* **EXERCISE DETAILS**
List, from the lines below, each one with "ACCEL" in it.

* **EXTRACTED INFORMATION**
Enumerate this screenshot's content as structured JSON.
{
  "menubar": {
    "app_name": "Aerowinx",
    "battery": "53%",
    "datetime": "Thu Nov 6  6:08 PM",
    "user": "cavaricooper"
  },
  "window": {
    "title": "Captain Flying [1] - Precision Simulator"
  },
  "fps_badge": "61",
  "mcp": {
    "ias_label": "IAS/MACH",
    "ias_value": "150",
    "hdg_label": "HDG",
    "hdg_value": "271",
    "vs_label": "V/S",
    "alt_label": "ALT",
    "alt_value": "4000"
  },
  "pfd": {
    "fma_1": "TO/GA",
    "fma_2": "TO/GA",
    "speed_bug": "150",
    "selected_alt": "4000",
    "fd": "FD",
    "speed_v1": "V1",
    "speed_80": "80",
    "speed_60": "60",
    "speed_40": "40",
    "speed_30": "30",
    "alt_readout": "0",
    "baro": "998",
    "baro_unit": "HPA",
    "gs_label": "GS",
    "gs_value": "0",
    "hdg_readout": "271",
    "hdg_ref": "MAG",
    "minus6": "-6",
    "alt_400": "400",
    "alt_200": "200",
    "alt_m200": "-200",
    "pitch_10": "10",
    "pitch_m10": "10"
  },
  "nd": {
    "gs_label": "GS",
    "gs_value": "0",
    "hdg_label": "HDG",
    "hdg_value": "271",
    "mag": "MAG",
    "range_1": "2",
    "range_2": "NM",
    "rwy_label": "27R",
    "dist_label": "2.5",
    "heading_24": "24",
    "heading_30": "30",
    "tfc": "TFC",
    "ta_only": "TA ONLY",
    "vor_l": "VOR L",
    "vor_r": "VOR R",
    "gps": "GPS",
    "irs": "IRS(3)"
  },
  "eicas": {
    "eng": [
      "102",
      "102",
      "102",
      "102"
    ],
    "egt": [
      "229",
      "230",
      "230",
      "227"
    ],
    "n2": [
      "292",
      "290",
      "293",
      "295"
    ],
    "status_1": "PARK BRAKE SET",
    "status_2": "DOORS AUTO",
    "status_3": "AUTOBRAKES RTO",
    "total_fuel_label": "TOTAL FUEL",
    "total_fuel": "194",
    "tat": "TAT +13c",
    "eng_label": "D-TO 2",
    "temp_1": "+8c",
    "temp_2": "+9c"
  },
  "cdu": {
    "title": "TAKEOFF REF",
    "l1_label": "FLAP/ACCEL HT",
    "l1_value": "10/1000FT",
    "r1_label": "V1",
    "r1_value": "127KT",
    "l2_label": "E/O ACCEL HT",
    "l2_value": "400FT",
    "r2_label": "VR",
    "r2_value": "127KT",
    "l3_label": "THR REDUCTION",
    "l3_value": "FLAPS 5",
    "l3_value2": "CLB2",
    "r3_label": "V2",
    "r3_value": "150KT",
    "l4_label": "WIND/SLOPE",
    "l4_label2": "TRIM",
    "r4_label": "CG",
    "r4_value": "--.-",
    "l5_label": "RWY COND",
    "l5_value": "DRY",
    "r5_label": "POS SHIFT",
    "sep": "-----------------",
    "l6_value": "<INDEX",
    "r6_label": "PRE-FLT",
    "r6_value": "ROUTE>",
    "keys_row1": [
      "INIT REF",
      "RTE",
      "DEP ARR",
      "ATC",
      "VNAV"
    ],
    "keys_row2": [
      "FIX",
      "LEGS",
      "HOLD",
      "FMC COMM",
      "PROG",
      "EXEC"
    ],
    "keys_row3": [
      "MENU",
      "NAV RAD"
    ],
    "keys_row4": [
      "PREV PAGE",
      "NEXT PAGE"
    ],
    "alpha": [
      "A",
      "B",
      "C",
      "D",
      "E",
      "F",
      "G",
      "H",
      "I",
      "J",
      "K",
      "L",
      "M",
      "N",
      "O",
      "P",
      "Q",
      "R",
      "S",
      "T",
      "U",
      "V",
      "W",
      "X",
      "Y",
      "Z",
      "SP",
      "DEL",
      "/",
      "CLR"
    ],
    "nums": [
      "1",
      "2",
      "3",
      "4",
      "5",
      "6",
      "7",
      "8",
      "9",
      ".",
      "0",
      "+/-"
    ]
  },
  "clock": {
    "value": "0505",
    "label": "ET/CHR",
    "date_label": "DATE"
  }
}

* **RESULT FOR THIS TASK**
    "l1_label": "FLAP/ACCEL HT",
    "l2_label": "E/O ACCEL HT",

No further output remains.